▸ What is needed
Your task is to copy every line of this material exactly.

▸ Records supplied

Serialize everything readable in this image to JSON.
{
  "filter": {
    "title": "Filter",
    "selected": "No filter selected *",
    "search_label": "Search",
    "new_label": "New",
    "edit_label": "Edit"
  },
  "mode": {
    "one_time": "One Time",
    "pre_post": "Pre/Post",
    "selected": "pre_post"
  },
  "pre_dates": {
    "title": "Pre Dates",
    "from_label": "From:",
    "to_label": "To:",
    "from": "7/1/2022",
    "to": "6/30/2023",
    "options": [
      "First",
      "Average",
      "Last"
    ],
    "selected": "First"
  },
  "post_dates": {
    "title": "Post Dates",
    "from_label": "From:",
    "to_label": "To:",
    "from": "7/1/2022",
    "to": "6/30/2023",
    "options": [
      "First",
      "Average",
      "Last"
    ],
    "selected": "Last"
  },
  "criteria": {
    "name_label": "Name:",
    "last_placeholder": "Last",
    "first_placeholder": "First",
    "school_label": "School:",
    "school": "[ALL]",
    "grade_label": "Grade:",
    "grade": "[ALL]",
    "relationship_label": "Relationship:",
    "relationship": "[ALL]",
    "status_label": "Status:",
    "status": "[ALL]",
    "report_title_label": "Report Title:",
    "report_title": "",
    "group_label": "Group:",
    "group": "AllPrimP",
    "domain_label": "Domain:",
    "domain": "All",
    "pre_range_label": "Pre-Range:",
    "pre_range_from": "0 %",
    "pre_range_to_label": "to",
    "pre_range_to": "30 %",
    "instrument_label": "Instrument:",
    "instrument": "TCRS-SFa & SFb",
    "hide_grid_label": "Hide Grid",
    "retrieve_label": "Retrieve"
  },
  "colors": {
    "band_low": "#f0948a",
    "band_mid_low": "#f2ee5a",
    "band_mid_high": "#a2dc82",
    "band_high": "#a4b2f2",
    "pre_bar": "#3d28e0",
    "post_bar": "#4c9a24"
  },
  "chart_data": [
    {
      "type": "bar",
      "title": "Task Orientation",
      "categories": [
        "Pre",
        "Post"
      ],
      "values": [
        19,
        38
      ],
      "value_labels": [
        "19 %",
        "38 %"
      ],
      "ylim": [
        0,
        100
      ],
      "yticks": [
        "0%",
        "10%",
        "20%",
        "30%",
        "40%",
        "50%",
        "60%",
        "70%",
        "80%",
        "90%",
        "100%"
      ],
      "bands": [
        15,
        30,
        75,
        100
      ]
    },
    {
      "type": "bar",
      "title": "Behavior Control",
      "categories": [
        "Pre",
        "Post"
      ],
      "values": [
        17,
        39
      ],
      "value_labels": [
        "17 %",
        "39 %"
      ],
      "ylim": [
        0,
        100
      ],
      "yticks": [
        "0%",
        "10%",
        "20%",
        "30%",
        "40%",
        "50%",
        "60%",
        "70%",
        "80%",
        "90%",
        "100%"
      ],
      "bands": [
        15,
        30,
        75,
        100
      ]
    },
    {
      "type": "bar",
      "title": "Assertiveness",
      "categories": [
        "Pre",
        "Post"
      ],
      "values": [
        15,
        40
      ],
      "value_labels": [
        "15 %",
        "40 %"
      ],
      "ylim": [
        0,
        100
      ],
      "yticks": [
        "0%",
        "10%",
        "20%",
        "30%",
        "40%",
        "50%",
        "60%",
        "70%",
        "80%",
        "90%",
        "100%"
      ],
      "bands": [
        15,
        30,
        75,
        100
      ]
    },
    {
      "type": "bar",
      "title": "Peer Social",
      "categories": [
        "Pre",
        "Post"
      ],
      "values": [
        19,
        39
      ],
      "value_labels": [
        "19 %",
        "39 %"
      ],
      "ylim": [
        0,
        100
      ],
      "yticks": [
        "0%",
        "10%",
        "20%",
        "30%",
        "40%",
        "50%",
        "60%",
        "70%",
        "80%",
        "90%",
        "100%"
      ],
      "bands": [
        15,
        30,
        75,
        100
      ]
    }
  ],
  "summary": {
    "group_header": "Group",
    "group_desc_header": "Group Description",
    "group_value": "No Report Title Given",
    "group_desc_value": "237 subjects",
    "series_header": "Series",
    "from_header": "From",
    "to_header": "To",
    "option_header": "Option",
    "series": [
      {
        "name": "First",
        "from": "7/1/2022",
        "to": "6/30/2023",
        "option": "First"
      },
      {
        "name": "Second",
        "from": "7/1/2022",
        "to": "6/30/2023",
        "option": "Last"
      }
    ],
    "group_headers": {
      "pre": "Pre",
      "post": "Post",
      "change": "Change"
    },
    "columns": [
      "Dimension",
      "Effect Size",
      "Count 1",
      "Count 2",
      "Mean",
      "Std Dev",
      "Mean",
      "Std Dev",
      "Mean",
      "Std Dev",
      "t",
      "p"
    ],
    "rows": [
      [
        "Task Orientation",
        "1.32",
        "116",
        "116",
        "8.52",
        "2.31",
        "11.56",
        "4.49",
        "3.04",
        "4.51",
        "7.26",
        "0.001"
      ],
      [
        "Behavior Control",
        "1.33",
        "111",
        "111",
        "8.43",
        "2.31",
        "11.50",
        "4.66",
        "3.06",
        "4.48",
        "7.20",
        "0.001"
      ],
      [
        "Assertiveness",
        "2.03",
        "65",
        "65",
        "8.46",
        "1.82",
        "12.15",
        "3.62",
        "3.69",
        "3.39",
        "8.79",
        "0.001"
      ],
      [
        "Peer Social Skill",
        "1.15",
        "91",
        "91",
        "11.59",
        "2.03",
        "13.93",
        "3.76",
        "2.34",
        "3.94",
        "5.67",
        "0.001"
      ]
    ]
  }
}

▸ In response
Serialize everything readable in this image to JSON.
{
  "filter": {
    "title": "Filter",
    "selected": "No filter selected *",
    "search_label": "Search",
    "new_label": "New",
    "edit_label": "Edit"
  },
  "mode": {
    "one_time": "One Time",
    "pre_post": "Pre/Post",
    "selected": "pre_post"
  },
  "pre_dates": {
    "title": "Pre Dates",
    "from_label": "From:",
    "to_label": "To:",
    "from": "7/1/2022",
    "to": "6/30/2023",
    "options": [
      "First",
      "Average",
      "Last"
    ],
    "selected": "First"
  },
  "post_dates": {
    "title": "Post Dates",
    "from_label": "From:",
    "to_label": "To:",
    "from": "7/1/2022",
    "to": "6/30/2023",
    "options": [
      "First",
      "Average",
      "Last"
    ],
    "selected": "Last"
  },
  "criteria": {
    "name_label": "Name:",
    "last_placeholder": "Last",
    "first_placeholder": "First",
    "school_label": "School:",
    "school": "[ALL]",
    "grade_label": "Grade:",
    "grade": "[ALL]",
    "relationship_label": "Relationship:",
    "relationship": "[ALL]",
    "status_label": "Status:",
    "status": "[ALL]",
    "report_title_label": "Report Title:",
    "report_title": "",
    "group_label": "Group:",
    "group": "AllPrimP",
    "domain_label": "Domain:",
    "domain": "All",
    "pre_range_label": "Pre-Range:",
    "pre_range_from": "0 %",
    "pre_range_to_label": "to",
    "pre_range_to": "30 %",
    "instrument_label": "Instrument:",
    "instrument": "TCRS-SFa & SFb",
    "hide_grid_label": "Hide Grid",
    "retrieve_label": "Retrieve"
  },
  "colors": {
    "band_low": "#f0948a",
    "band_mid_low": "#f2ee5a",
    "band_mid_high": "#a2dc82",
    "band_high": "#a4b2f2",
    "pre_bar": "#3d28e0",
    "post_bar": "#4c9a24"
  },
  "chart_data": [
    {
      "type": "bar",
      "title": "Task Orientation",
      "categories": [
        "Pre",
        "Post"
      ],
      "values": [
        19,
        38
      ],
      "value_labels": [
        "19 %",
        "38 %"
      ],
      "ylim": [
        0,
        100
      ],
      "yticks": [
        "0%",
        "10%",
        "20%",
        "30%",
        "40%",
        "50%",
        "60%",
        "70%",
        "80%",
        "90%",
        "100%"
      ],
      "bands": [
        15,
        30,
        75,
        100
      ]
    },
    {
      "type": "bar",
      "title": "Behavior Control",
      "categories": [
        "Pre",
        "Post"
      ],
      "values": [
        17,
        39
      ],
      "value_labels": [
        "17 %",
        "39 %"
      ],
      "ylim": [
        0,
        100
      ],
      "yticks": [
        "0%",
        "10%",
        "20%",
        "30%",
        "40%",
        "50%",
        "60%",
        "70%",
        "80%",
        "90%",
        "100%"
      ],
      "bands": [
        15,
        30,
        75,
        100
      ]
    },
    {
      "type": "bar",
      "title": "Assertiveness",
      "categories": [
        "Pre",
        "Post"
      ],
      "values": [
        15,
        40
      ],
      "value_labels": [
        "15 %",
        "40 %"
      ],
      "ylim": [
        0,
        100
      ],
      "yticks": [
        "0%",
        "10%",
        "20%",
        "30%",
        "40%",
        "50%",
        "60%",
        "70%",
        "80%",
        "90%",
        "100%"
      ],
      "bands": [
        15,
        30,
        75,
        100
      ]
    },
    {
      "type": "bar",
      "title": "Peer Social",
      "categories": [
        "Pre",
        "Post"
      ],
      "values": [
        19,
        39
      ],
      "value_labels": [
        "19 %",
        "39 %"
      ],
      "ylim": [
        0,
        100
      ],
      "yticks": [
        "0%",
        "10%",
        "20%",
        "30%",
        "40%",
        "50%",
        "60%",
        "70%",
        "80%",
        "90%",
        "100%"
      ],
      "bands": [
        15,
        30,
        75,
        100
      ]
    }
  ],
  "summary": {
    "group_header": "Group",
    "group_desc_header": "Group Description",
    "group_value": "No Report Title Given",
    "group_desc_value": "237 subjects",
    "series_header": "Series",
    "from_header": "From",
    "to_header": "To",
    "option_header": "Option",
    "series": [
      {
        "name": "First",
        "from": "7/1/2022",
        "to": "6/30/2023",
        "option": "First"
      },
      {
        "name": "Second",
        "from": "7/1/2022",
        "to": "6/30/2023",
        "option": "Last"
      }
    ],
    "group_headers": {
      "pre": "Pre",
      "post": "Post",
      "change": "Change"
    },
    "columns": [
      "Dimension",
      "Effect Size",
      "Count 1",
      "Count 2",
      "Mean",
      "Std Dev",
      "Mean",
      "Std Dev",
      "Mean",
      "Std Dev",
      "t",
      "p"
    ],
    "rows": [
      [
        "Task Orientation",
        "1.32",
        "116",
        "116",
        "8.52",
        "2.31",
        "11.56",
        "4.49",
        "3.04",
        "4.51",
        "7.26",
        "0.001"
      ],
      [
        "Behavior Control",
        "1.33",
        "111",
        "111",
        "8.43",
        "2.31",
        "11.50",
        "4.66",
        "3.06",
        "4.48",
        "7.20",
        "0.001"
      ],
      [
        "Assertiveness",
        "2.03",
        "65",
        "65",
        "8.46",
        "1.82",
        "12.15",
        "3.62",
        "3.69",
        "3.39",
        "8.79",
        "0.001"
      ],
      [
        "Peer Social Skill",
        "1.15",
        "91",
        "91",
        "11.59",
        "2.03",
        "13.93",
        "3.76",
        "2.34",
        "3.94",
        "5.67",
        "0.001"
      ]
    ]
  }
}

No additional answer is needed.